Prompt: Within the listing below, locate all lines containing the word "aflevering". Copy each one.

Source records:
====
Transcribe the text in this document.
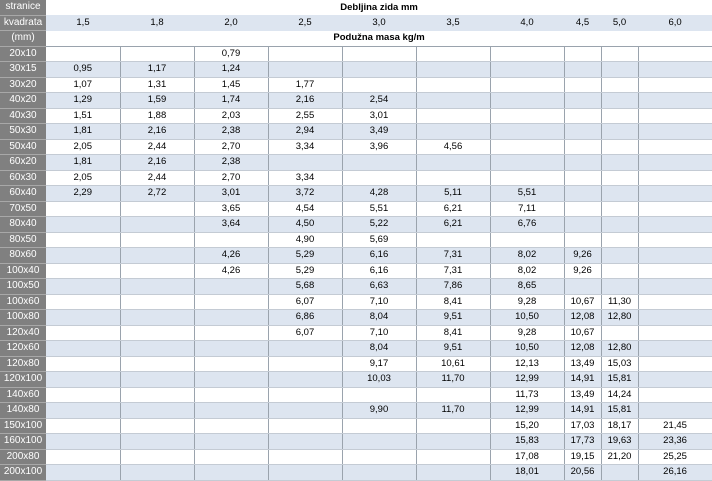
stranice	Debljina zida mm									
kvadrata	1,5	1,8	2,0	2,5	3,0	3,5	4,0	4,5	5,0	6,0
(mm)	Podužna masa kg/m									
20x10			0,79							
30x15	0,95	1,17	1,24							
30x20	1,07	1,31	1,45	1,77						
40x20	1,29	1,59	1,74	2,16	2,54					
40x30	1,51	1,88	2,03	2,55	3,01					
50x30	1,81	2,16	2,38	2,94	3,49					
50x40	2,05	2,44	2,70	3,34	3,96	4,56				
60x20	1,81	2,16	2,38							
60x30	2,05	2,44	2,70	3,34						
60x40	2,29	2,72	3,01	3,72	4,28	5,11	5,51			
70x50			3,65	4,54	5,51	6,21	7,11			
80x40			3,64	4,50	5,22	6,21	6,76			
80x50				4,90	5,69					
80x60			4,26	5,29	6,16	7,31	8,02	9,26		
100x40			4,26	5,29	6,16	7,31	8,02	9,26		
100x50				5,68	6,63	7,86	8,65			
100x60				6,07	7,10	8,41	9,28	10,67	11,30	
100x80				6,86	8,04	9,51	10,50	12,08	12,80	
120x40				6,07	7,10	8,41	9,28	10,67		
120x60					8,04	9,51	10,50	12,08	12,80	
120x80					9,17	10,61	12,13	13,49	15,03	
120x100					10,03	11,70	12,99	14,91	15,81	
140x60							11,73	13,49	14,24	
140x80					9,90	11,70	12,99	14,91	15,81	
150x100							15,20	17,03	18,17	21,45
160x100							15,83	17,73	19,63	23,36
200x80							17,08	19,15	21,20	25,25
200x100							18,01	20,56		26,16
====
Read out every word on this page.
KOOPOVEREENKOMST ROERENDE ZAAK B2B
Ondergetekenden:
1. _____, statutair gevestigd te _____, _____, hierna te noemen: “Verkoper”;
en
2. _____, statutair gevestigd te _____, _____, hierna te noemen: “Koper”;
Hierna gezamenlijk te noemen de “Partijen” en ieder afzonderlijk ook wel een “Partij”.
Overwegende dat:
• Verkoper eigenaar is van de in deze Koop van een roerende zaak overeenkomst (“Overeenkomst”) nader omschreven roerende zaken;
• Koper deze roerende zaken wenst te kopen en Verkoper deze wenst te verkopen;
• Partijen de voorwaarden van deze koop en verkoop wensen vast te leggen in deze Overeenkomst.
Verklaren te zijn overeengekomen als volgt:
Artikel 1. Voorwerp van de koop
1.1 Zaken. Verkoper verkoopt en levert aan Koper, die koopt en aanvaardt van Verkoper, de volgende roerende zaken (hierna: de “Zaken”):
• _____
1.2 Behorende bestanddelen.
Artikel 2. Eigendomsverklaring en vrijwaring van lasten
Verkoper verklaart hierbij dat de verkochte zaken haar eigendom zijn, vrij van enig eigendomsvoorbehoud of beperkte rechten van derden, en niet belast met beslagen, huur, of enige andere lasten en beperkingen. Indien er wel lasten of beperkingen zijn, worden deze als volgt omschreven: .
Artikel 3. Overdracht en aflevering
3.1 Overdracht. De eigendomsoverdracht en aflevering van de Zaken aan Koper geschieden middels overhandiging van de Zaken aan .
====
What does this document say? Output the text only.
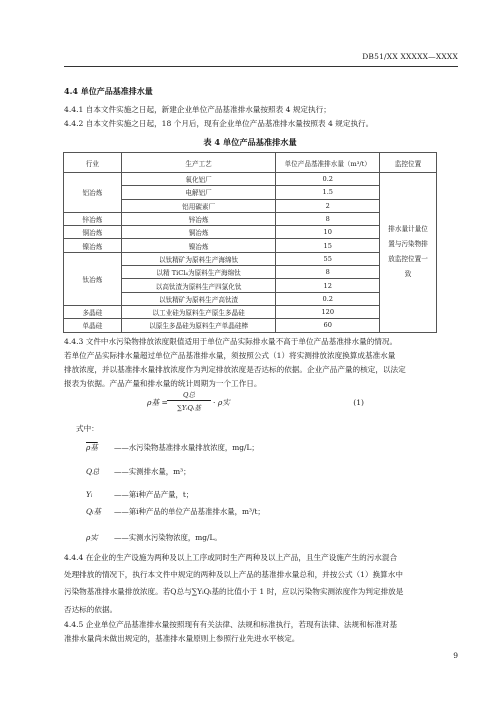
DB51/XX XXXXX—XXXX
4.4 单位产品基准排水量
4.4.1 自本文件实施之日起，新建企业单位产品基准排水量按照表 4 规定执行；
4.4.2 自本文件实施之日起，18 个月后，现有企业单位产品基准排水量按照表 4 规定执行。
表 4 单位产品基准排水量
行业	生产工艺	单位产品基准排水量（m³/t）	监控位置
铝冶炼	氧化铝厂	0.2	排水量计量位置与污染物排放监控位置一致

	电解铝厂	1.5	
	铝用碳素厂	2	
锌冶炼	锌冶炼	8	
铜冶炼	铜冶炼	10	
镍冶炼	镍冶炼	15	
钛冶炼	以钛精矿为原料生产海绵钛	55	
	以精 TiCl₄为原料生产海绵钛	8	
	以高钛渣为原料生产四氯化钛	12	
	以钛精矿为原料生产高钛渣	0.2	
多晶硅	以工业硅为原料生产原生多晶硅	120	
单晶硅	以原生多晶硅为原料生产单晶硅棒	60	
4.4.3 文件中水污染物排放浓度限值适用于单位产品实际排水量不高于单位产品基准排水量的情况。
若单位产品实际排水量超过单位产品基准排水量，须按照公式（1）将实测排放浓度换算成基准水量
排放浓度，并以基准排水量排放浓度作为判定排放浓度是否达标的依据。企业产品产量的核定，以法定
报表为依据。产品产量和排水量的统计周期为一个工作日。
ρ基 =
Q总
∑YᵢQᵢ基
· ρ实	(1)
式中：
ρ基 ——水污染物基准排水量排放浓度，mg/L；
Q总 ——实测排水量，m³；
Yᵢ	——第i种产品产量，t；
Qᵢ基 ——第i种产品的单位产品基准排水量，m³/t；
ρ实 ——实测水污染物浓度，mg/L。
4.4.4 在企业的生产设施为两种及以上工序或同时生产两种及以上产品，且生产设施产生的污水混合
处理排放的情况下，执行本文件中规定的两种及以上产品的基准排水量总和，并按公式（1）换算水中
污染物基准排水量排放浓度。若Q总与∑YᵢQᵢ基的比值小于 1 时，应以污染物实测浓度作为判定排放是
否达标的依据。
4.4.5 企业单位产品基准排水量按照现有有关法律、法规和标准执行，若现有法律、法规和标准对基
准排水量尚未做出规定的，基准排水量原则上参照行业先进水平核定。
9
====
Result of the task:
Artikel 3. Overdracht en aflevering
3.1 Overdracht. De eigendomsoverdracht en aflevering van de Zaken aan Koper geschieden middels overhandiging van de Zaken aan .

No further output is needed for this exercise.